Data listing
-- start --

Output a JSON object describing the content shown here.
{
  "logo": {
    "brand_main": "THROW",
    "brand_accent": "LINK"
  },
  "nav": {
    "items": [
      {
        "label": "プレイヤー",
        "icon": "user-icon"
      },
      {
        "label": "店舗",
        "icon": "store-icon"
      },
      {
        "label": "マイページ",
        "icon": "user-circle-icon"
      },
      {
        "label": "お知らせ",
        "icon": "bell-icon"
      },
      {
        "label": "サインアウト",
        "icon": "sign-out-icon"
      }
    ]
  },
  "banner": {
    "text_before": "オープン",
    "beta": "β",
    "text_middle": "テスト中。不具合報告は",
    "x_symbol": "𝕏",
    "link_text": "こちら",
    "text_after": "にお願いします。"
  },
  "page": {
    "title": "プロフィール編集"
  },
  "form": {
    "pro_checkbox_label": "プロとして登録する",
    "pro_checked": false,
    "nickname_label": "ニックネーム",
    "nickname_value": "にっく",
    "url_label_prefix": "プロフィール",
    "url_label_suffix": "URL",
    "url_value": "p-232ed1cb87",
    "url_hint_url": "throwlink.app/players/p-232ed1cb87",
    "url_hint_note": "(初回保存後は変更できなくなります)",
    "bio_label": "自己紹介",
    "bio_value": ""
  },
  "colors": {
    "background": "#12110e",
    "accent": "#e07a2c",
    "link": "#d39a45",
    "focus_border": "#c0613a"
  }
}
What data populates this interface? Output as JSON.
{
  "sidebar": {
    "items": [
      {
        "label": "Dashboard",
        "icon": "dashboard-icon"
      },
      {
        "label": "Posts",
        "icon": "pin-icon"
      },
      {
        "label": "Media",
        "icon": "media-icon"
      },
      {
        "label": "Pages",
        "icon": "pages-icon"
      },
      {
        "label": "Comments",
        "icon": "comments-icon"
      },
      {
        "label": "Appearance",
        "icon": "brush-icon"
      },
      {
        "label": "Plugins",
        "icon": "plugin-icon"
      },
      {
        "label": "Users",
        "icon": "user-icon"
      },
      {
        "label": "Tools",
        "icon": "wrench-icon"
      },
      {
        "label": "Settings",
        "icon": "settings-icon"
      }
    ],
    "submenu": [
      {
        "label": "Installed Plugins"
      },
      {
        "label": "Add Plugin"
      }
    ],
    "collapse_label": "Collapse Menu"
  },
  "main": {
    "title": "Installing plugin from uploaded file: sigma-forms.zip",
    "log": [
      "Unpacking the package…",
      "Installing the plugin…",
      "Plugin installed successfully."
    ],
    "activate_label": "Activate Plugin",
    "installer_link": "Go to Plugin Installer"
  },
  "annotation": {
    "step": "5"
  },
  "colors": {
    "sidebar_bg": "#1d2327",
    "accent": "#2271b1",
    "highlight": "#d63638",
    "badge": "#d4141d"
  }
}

-- end --

Copy every line above that includes the string "JSON".

**THE COMPLETED TASK**
Output a JSON object describing the content shown here.
What data populates this interface? Output as JSON.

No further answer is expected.